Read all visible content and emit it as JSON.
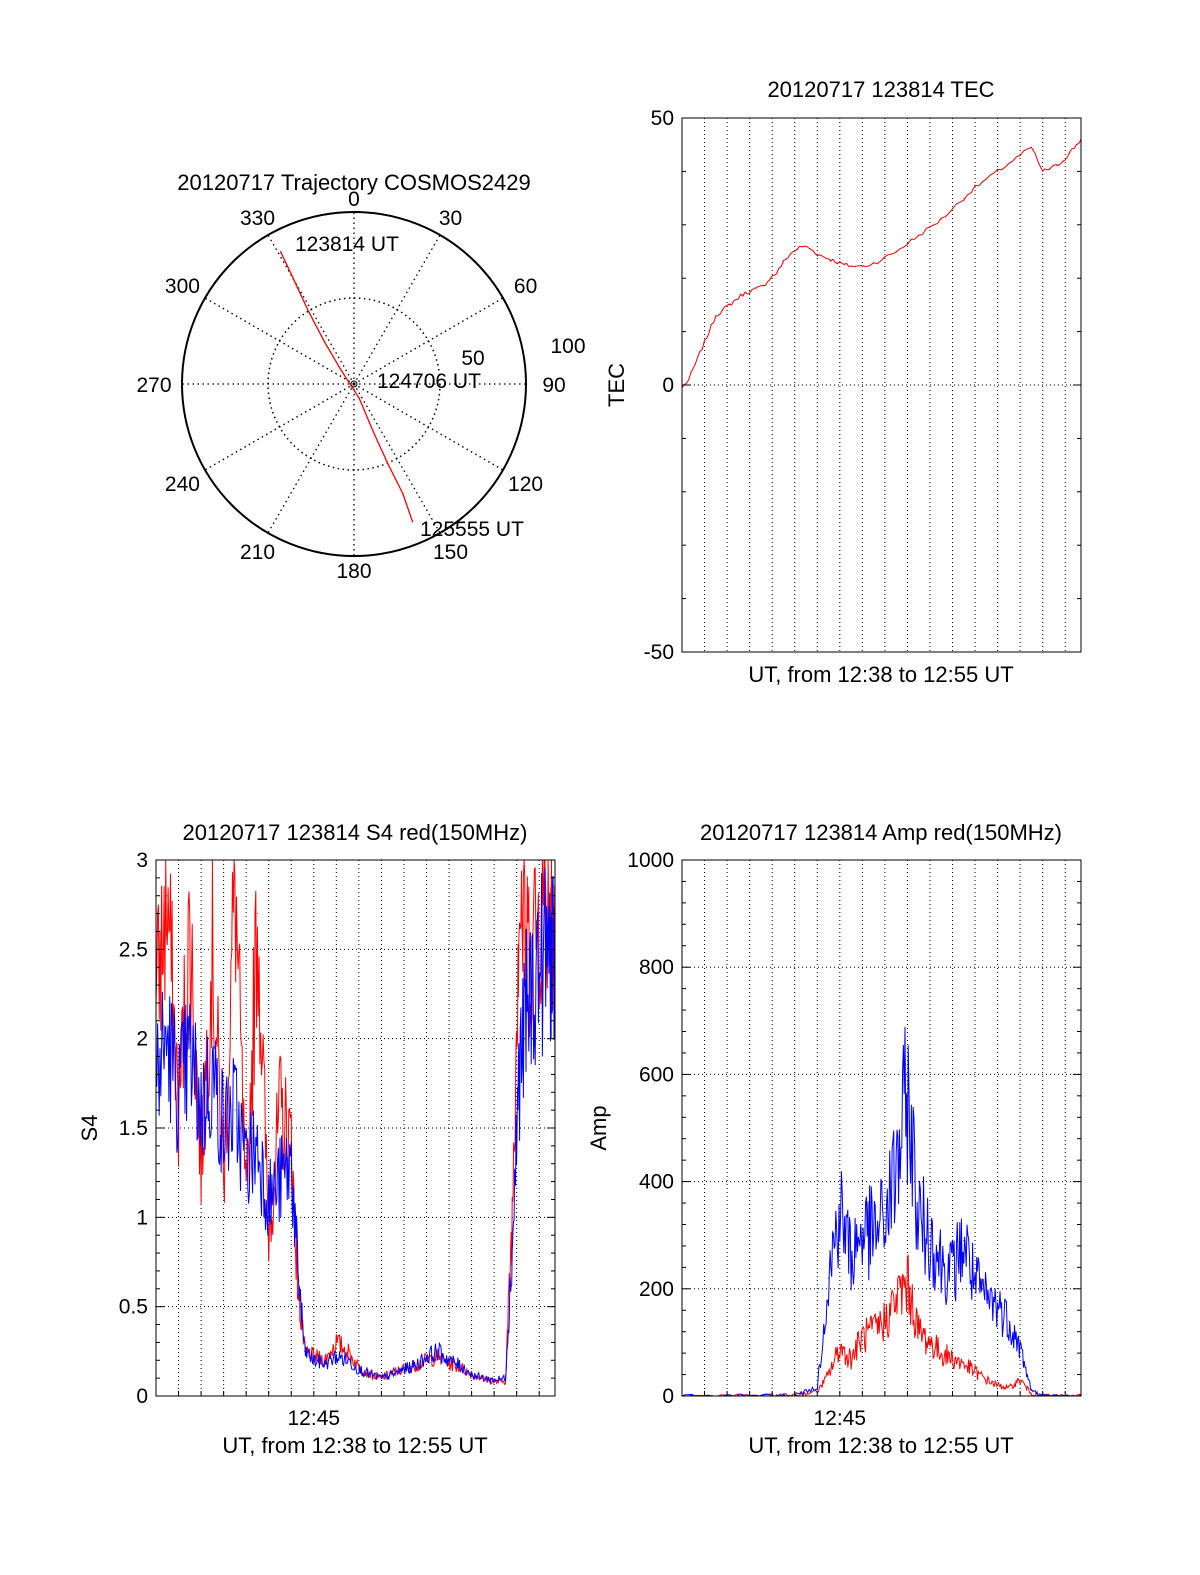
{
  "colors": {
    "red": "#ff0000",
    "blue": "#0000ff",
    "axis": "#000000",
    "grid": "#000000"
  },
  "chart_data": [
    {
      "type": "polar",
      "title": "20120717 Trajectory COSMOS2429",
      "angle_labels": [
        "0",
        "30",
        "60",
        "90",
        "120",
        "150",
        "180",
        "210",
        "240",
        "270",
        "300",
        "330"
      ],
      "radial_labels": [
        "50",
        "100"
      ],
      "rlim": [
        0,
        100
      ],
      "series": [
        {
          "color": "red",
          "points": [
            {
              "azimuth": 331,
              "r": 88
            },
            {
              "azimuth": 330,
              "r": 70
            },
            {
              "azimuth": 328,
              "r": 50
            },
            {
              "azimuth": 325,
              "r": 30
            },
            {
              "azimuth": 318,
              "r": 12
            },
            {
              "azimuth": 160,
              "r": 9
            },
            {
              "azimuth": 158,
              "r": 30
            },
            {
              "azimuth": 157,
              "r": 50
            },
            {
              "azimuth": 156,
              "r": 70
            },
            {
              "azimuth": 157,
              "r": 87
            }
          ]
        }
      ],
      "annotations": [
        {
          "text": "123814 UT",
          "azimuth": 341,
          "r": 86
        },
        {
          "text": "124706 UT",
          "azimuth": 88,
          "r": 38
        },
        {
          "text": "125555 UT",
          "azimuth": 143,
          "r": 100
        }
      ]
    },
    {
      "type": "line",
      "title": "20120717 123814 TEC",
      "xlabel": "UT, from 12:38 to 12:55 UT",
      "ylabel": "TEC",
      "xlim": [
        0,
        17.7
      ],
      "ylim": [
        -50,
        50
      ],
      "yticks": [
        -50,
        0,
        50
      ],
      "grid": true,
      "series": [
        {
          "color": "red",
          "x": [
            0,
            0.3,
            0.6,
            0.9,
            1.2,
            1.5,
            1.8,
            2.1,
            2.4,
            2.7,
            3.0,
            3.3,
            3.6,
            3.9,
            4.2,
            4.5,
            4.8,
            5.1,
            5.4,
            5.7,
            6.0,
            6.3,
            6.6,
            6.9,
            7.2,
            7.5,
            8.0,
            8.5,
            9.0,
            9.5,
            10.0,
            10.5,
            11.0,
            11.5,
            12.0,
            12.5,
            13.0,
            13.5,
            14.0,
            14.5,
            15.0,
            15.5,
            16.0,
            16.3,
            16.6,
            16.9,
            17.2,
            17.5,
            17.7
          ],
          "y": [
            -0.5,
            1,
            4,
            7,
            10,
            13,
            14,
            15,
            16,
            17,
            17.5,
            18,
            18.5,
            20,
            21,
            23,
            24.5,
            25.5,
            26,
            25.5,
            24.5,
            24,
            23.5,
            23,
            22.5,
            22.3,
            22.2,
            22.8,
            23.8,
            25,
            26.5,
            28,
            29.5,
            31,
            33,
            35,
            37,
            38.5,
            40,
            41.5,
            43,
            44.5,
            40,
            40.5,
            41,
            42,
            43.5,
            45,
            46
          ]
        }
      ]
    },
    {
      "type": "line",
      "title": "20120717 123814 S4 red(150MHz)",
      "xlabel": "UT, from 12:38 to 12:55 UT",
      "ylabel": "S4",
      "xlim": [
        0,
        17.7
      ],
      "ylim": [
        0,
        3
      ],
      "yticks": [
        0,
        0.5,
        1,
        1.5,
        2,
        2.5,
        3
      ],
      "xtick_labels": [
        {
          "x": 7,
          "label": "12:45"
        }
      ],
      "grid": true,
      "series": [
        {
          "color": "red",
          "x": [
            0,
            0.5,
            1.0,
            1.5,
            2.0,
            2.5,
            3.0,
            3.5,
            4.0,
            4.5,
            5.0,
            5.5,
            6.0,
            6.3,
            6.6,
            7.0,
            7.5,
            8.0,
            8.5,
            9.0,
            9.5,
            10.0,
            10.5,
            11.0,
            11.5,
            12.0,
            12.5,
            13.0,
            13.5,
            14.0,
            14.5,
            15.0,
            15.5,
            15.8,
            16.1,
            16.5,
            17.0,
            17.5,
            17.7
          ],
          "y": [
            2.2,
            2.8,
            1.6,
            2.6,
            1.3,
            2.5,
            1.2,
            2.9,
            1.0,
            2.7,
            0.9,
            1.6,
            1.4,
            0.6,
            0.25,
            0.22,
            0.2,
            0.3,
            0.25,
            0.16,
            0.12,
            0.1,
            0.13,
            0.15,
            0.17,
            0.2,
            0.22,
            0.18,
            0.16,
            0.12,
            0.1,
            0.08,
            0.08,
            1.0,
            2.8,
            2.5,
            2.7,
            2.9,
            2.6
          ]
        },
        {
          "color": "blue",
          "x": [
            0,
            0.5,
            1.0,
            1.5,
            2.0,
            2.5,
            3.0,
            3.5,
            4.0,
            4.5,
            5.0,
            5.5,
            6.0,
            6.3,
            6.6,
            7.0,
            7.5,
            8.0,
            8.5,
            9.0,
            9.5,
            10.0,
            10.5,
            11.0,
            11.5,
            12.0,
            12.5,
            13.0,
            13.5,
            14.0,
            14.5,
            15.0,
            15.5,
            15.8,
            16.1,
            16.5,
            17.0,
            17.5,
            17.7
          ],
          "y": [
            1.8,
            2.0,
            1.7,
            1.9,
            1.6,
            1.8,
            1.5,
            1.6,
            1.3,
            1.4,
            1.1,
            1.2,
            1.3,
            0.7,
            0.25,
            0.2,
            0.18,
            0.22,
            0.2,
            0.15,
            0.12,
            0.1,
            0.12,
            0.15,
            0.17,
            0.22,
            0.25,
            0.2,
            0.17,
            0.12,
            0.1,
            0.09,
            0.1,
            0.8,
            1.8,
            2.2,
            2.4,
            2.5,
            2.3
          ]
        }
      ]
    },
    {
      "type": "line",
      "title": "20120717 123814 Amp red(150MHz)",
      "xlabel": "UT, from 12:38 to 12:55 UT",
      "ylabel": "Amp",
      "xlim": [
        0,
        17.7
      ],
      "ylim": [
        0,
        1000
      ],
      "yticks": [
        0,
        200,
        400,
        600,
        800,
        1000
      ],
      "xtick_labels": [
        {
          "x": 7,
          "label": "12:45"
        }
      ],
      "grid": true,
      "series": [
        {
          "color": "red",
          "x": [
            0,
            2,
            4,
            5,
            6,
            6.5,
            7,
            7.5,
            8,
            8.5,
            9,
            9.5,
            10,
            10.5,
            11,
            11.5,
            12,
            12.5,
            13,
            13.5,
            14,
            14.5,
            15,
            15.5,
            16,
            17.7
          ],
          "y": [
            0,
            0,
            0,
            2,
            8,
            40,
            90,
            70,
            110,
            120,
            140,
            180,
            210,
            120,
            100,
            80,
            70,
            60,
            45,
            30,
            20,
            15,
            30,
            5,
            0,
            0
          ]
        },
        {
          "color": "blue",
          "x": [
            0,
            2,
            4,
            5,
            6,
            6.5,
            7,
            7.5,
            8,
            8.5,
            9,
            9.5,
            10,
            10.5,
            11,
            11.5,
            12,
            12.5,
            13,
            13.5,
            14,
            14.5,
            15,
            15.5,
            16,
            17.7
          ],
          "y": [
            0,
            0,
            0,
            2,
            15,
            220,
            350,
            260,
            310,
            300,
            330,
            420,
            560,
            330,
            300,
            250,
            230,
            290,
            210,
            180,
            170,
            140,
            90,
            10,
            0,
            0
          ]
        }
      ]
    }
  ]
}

==

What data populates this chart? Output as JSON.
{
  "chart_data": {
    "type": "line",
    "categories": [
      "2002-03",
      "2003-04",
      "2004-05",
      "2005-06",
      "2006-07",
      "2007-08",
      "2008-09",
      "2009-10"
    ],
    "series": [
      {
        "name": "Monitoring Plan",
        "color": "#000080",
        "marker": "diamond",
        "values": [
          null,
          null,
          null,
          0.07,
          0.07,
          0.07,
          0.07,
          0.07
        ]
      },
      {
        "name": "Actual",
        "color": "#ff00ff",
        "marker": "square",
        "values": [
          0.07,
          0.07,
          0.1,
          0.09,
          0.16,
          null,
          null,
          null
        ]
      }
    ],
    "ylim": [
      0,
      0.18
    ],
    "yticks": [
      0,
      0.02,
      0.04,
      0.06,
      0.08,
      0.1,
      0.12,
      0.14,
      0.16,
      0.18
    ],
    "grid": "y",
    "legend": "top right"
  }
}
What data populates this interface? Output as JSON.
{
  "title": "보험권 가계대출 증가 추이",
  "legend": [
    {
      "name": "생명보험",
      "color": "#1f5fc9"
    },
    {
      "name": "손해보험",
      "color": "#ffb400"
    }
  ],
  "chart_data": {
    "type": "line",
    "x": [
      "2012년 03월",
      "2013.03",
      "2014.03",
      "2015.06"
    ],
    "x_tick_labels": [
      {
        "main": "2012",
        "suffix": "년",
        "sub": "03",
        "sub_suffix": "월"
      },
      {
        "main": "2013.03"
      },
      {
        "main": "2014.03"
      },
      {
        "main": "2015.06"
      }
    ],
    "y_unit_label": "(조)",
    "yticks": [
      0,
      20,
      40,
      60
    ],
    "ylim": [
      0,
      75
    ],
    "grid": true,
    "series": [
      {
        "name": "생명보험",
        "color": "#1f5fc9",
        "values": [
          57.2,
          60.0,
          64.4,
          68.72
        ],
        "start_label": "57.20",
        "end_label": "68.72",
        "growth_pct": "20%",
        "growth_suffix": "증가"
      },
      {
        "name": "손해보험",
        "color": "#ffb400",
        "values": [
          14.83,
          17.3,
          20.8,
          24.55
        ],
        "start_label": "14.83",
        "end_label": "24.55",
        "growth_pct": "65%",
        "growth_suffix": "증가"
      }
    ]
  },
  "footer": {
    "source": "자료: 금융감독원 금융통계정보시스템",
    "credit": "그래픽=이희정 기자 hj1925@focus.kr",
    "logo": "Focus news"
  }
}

■ **EXERCISE**: Look through the data and gather every line with the string "populates" in it.

■ **EXERCISE SOLUTION**:
What data populates this chart? Output as JSON.
What data populates this interface? Output as JSON.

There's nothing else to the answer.